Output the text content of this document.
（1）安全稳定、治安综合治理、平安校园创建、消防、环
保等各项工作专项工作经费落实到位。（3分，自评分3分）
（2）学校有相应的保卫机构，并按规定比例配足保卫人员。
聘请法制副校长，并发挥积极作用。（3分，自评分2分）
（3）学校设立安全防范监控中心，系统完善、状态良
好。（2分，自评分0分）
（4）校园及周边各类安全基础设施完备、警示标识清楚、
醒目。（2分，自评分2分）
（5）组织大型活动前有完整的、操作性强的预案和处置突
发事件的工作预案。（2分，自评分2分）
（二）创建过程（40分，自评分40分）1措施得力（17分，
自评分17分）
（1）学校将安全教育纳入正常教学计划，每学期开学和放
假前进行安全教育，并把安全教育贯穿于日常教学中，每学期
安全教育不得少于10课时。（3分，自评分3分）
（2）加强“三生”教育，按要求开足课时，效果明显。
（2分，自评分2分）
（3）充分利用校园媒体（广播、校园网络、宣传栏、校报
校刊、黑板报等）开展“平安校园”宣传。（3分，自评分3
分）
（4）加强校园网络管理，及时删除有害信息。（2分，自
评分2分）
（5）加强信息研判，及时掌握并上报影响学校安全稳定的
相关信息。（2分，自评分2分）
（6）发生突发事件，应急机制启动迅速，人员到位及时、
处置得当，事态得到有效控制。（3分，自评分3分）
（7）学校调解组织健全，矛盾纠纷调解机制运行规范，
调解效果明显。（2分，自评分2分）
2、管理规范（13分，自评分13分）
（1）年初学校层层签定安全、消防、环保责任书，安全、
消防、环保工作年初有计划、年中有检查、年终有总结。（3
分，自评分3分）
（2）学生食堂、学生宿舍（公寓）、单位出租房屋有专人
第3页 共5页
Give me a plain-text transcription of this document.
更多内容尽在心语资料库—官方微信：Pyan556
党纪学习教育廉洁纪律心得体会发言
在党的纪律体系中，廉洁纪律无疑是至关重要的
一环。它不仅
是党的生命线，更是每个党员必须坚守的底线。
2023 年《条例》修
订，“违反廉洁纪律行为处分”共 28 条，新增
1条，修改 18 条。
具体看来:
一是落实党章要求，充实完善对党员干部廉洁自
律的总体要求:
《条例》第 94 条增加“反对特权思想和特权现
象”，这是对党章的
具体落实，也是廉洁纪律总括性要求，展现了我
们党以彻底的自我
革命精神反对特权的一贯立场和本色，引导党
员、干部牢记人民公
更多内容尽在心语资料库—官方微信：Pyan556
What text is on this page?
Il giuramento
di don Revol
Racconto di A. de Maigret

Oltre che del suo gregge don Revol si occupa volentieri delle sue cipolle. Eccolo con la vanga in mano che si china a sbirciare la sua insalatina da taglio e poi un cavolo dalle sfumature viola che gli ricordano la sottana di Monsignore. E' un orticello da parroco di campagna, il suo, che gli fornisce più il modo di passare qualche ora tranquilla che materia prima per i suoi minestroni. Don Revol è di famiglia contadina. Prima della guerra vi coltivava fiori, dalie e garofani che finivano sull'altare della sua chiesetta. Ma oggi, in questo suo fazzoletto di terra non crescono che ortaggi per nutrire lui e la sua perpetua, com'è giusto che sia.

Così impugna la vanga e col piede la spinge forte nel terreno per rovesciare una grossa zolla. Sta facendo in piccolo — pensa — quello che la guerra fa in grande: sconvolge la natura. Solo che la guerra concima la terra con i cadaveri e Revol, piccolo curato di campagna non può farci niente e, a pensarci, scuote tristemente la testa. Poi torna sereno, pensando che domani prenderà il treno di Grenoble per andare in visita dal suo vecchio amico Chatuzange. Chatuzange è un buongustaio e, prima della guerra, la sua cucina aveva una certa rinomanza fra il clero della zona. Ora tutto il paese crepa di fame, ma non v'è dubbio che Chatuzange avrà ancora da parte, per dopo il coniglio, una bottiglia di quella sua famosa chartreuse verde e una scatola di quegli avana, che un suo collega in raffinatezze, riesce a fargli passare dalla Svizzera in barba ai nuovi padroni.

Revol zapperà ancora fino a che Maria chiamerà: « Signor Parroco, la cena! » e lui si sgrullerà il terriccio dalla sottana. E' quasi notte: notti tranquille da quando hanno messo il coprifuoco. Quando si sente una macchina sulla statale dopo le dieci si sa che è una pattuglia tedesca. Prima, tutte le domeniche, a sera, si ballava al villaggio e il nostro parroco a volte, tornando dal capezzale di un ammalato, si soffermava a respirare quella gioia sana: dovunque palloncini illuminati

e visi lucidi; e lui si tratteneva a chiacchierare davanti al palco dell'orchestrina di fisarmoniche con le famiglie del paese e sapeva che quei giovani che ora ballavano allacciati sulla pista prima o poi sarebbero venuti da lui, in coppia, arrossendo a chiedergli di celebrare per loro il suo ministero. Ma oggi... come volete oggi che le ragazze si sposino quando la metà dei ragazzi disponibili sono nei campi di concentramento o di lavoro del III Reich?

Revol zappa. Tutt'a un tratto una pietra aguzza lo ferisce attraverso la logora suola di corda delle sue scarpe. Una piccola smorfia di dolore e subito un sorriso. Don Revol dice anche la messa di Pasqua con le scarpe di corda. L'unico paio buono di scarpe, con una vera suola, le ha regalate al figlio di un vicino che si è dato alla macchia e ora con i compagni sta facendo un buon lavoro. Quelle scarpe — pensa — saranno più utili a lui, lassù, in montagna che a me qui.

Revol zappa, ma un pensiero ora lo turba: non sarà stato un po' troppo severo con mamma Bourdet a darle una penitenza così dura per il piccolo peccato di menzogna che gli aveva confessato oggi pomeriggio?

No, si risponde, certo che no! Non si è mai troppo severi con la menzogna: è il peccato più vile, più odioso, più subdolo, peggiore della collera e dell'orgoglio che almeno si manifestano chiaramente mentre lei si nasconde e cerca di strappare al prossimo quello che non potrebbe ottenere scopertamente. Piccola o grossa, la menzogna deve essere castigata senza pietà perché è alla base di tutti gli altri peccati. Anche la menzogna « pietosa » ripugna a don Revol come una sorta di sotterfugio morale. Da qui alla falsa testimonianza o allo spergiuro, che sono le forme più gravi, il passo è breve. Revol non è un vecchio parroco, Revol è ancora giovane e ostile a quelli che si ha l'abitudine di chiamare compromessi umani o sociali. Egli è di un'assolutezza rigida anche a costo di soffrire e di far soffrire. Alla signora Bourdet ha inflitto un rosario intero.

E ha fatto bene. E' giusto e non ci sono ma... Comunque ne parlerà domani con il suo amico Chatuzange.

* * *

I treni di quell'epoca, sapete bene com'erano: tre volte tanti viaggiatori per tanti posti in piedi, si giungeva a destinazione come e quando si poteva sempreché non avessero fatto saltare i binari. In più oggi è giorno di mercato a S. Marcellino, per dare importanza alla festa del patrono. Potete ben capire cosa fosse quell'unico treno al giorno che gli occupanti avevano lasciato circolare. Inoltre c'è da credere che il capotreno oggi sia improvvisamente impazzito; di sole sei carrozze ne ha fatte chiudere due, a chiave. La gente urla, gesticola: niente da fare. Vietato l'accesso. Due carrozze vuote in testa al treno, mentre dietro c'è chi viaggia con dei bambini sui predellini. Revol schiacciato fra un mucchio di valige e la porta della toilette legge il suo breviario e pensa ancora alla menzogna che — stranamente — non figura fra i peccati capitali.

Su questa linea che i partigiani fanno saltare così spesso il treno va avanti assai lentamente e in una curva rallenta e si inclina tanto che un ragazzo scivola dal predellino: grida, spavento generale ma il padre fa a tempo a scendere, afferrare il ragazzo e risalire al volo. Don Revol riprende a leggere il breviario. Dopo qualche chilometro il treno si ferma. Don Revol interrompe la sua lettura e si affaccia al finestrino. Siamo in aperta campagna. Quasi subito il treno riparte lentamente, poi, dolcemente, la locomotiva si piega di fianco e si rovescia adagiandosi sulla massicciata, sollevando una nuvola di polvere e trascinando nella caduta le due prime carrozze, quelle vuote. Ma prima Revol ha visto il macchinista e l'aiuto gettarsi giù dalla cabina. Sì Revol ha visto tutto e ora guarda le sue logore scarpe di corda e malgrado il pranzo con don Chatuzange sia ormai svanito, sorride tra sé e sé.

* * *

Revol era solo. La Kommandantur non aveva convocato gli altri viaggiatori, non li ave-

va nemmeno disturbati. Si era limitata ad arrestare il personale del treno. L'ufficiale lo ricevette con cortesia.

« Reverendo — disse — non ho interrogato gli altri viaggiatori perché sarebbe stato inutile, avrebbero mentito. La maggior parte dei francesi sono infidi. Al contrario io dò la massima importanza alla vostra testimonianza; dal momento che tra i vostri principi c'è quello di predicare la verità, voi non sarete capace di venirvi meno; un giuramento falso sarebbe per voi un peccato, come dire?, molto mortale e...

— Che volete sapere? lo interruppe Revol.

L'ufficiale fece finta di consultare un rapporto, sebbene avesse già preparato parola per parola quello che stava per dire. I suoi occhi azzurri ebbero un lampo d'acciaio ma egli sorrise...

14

========================================

Where a line of the records above holds the word "text", copy that line.

Output the text content of this document.
Give me a plain-text transcription of this document.
What text is on this page?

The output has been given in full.